'''

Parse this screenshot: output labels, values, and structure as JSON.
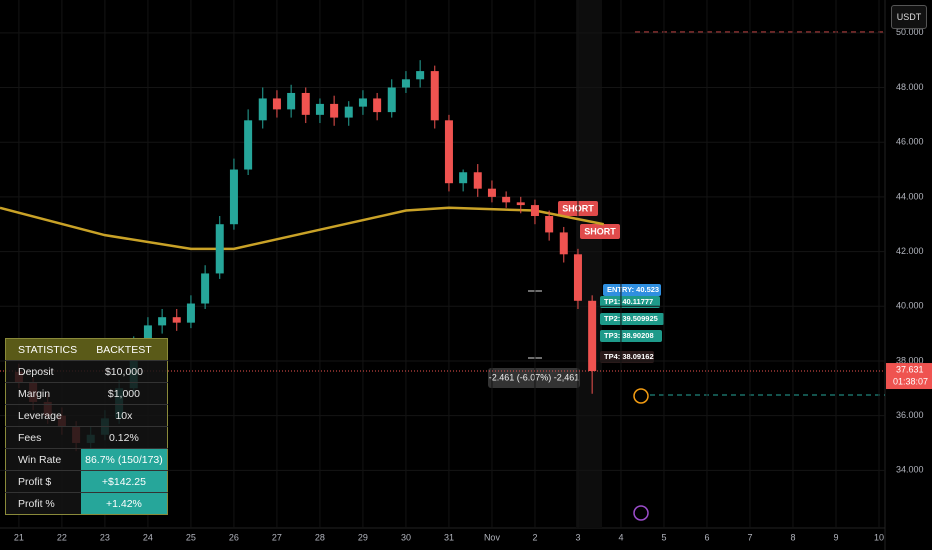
{
  "chart_data": {
    "type": "candlestick",
    "x": [
      0,
      0.33,
      0.67,
      1,
      1.33,
      1.67,
      2,
      2.33,
      2.67,
      3,
      3.33,
      3.67,
      4,
      4.33,
      4.67,
      5,
      5.33,
      5.67,
      6,
      6.33,
      6.67,
      7,
      7.33,
      7.67,
      8,
      8.33,
      8.67,
      9,
      9.33,
      9.67,
      10,
      10.33,
      10.67,
      11,
      11.33,
      11.67,
      12,
      12.33,
      12.67,
      13,
      13.33
    ],
    "open": [
      37.6,
      37.2,
      36.5,
      36.0,
      35.6,
      35.0,
      35.3,
      35.9,
      37.0,
      38.6,
      39.3,
      39.6,
      39.4,
      40.1,
      41.2,
      43.0,
      45.0,
      46.8,
      47.6,
      47.2,
      47.8,
      47.0,
      47.4,
      46.9,
      47.3,
      47.6,
      47.1,
      48.0,
      48.3,
      48.6,
      46.8,
      44.5,
      44.9,
      44.3,
      44.0,
      43.8,
      43.7,
      43.3,
      42.7,
      41.9,
      40.2
    ],
    "high": [
      37.9,
      37.4,
      36.8,
      36.3,
      35.8,
      35.6,
      36.2,
      37.3,
      38.9,
      39.6,
      39.9,
      39.9,
      40.4,
      41.5,
      43.3,
      45.4,
      47.2,
      48.0,
      47.9,
      48.1,
      48.0,
      47.6,
      47.7,
      47.5,
      47.9,
      47.8,
      48.3,
      48.6,
      49.0,
      48.8,
      47.0,
      45.0,
      45.2,
      44.6,
      44.2,
      44.0,
      43.9,
      43.5,
      42.9,
      42.1,
      40.4
    ],
    "low": [
      37.0,
      36.2,
      35.7,
      35.3,
      34.7,
      34.8,
      35.1,
      35.7,
      36.8,
      38.4,
      39.0,
      39.1,
      39.2,
      39.9,
      41.0,
      42.8,
      44.8,
      46.5,
      46.9,
      46.9,
      46.7,
      46.7,
      46.6,
      46.6,
      47.0,
      46.8,
      46.9,
      47.8,
      48.0,
      46.5,
      44.2,
      44.2,
      44.0,
      43.8,
      43.6,
      43.4,
      43.0,
      42.4,
      41.6,
      39.9,
      36.8
    ],
    "close": [
      37.2,
      36.5,
      36.0,
      35.6,
      35.0,
      35.3,
      35.9,
      37.0,
      38.6,
      39.3,
      39.6,
      39.4,
      40.1,
      41.2,
      43.0,
      45.0,
      46.8,
      47.6,
      47.2,
      47.8,
      47.0,
      47.4,
      46.9,
      47.3,
      47.6,
      47.1,
      48.0,
      48.3,
      48.6,
      46.8,
      44.5,
      44.9,
      44.3,
      44.0,
      43.8,
      43.7,
      43.3,
      42.7,
      41.9,
      40.2,
      37.631
    ],
    "up_color": "#26a69a",
    "down_color": "#ef5350",
    "ma": {
      "color": "#c9a227",
      "x": [
        -0.44,
        2,
        4,
        5,
        7,
        9,
        10,
        12,
        13.6
      ],
      "values": [
        43.6,
        42.6,
        42.1,
        42.1,
        42.8,
        43.5,
        43.6,
        43.5,
        43.0
      ]
    },
    "last_price_label": "37.631",
    "countdown": "01:38:07",
    "xlim": [
      -0.44,
      20.14
    ],
    "ylim": [
      32,
      51.2
    ],
    "xticks": [
      {
        "value": 0,
        "label": "21"
      },
      {
        "value": 1,
        "label": "22"
      },
      {
        "value": 2,
        "label": "23"
      },
      {
        "value": 3,
        "label": "24"
      },
      {
        "value": 4,
        "label": "25"
      },
      {
        "value": 5,
        "label": "26"
      },
      {
        "value": 6,
        "label": "27"
      },
      {
        "value": 7,
        "label": "28"
      },
      {
        "value": 8,
        "label": "29"
      },
      {
        "value": 9,
        "label": "30"
      },
      {
        "value": 10,
        "label": "31"
      },
      {
        "value": 11,
        "label": "Nov"
      },
      {
        "value": 12,
        "label": "2"
      },
      {
        "value": 13,
        "label": "3"
      },
      {
        "value": 14,
        "label": "4"
      },
      {
        "value": 15,
        "label": "5"
      },
      {
        "value": 16,
        "label": "6"
      },
      {
        "value": 17,
        "label": "7"
      },
      {
        "value": 18,
        "label": "8"
      },
      {
        "value": 19,
        "label": "9"
      },
      {
        "value": 20,
        "label": "10"
      }
    ],
    "yticks": [
      {
        "value": 34,
        "label": "34.000"
      },
      {
        "value": 36,
        "label": "36.000"
      },
      {
        "value": 38,
        "label": "38.000"
      },
      {
        "value": 40,
        "label": "40.000"
      },
      {
        "value": 42,
        "label": "42.000"
      },
      {
        "value": 44,
        "label": "44.000"
      },
      {
        "value": 46,
        "label": "46.000"
      },
      {
        "value": 48,
        "label": "48.000"
      },
      {
        "value": 50,
        "label": "50.000"
      }
    ]
  },
  "currency": "USDT",
  "annotations": {
    "short": [
      "SHORT",
      "SHORT"
    ],
    "entry": "ENTRY: 40.523",
    "tp": [
      "TP1: 40.11777",
      "TP2: 39.509925",
      "TP3: 38.90208",
      "TP4: 38.09162"
    ],
    "measure": "-2.461 (-6.07%) -2,461"
  },
  "stats": {
    "header": [
      "STATISTICS",
      "BACKTEST"
    ],
    "rows": [
      [
        "Deposit",
        "$10,000"
      ],
      [
        "Margin",
        "$1,000"
      ],
      [
        "Leverage",
        "10x"
      ],
      [
        "Fees",
        "0.12%"
      ],
      [
        "Win Rate",
        "86.7% (150/173)"
      ],
      [
        "Profit $",
        "+$142.25"
      ],
      [
        "Profit %",
        "+1.42%"
      ]
    ]
  }
}
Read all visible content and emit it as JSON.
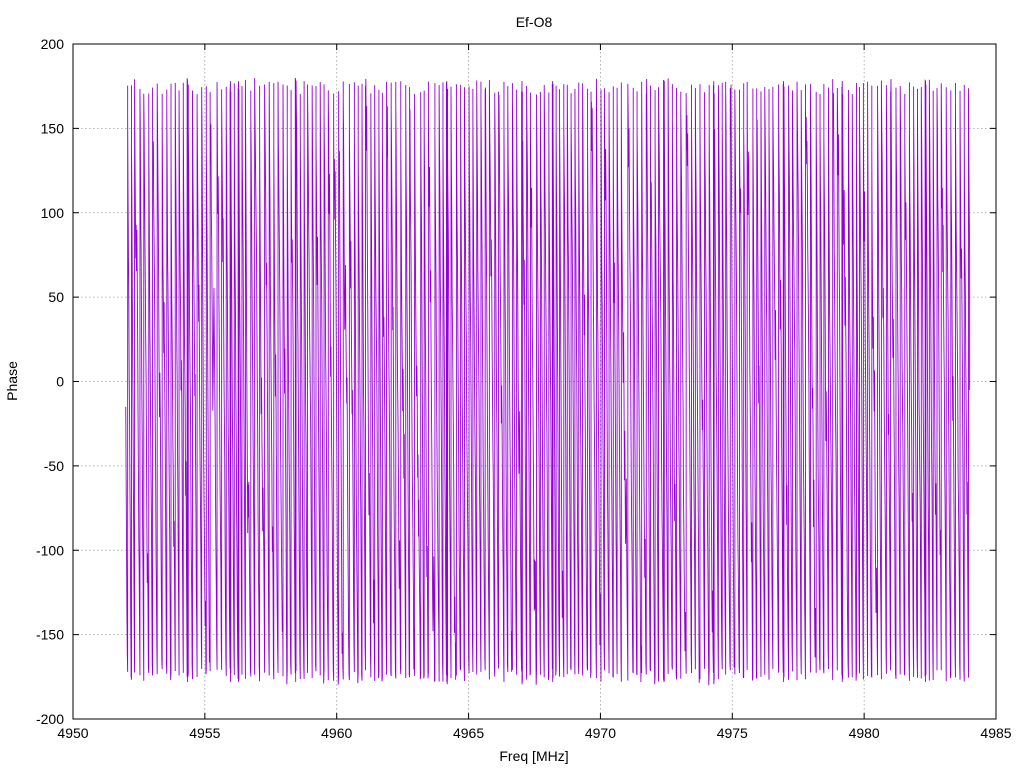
{
  "chart_data": {
    "type": "line",
    "title": "Ef-O8",
    "xlabel": "Freq [MHz]",
    "ylabel": "Phase",
    "xlim": [
      4950,
      4985
    ],
    "ylim": [
      -200,
      200
    ],
    "xticks": [
      4950,
      4955,
      4960,
      4965,
      4970,
      4975,
      4980,
      4985
    ],
    "yticks": [
      -200,
      -150,
      -100,
      -50,
      0,
      50,
      100,
      150,
      200
    ],
    "grid": true,
    "legend": "none",
    "series": [
      {
        "color": "#9400d3",
        "x_start": 4952,
        "x_end": 4984,
        "phase_wrap_period_mhz": 0.148,
        "phase_start": -15,
        "phase_end": -5,
        "y_range": [
          -180,
          180
        ]
      }
    ]
  }
}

'''

> **TO BE DONE**
Your task is to copy word for word the lines from the line containing "Read all visible content and emit it as JSON." to the end of the listing, both included, and to drop any pictures.

> **WRITTEN RESPONSE**
Read all visible content and emit it as JSON.
{
  "chart_data": {
    "type": "line",
    "title": "Ef-O8",
    "xlabel": "Freq [MHz]",
    "ylabel": "Phase",
    "xlim": [
      4950,
      4985
    ],
    "ylim": [
      -200,
      200
    ],
    "xticks": [
      4950,
      4955,
      4960,
      4965,
      4970,
      4975,
      4980,
      4985
    ],
    "yticks": [
      -200,
      -150,
      -100,
      -50,
      0,
      50,
      100,
      150,
      200
    ],
    "grid": true,
    "legend": "none",
    "series": [
      {
        "color": "#9400d3",
        "x_start": 4952,
        "x_end": 4984,
        "phase_wrap_period_mhz": 0.148,
        "phase_start": -15,
        "phase_end": -5,
        "y_range": [
          -180,
          180
        ]
      }
    ]
  }
}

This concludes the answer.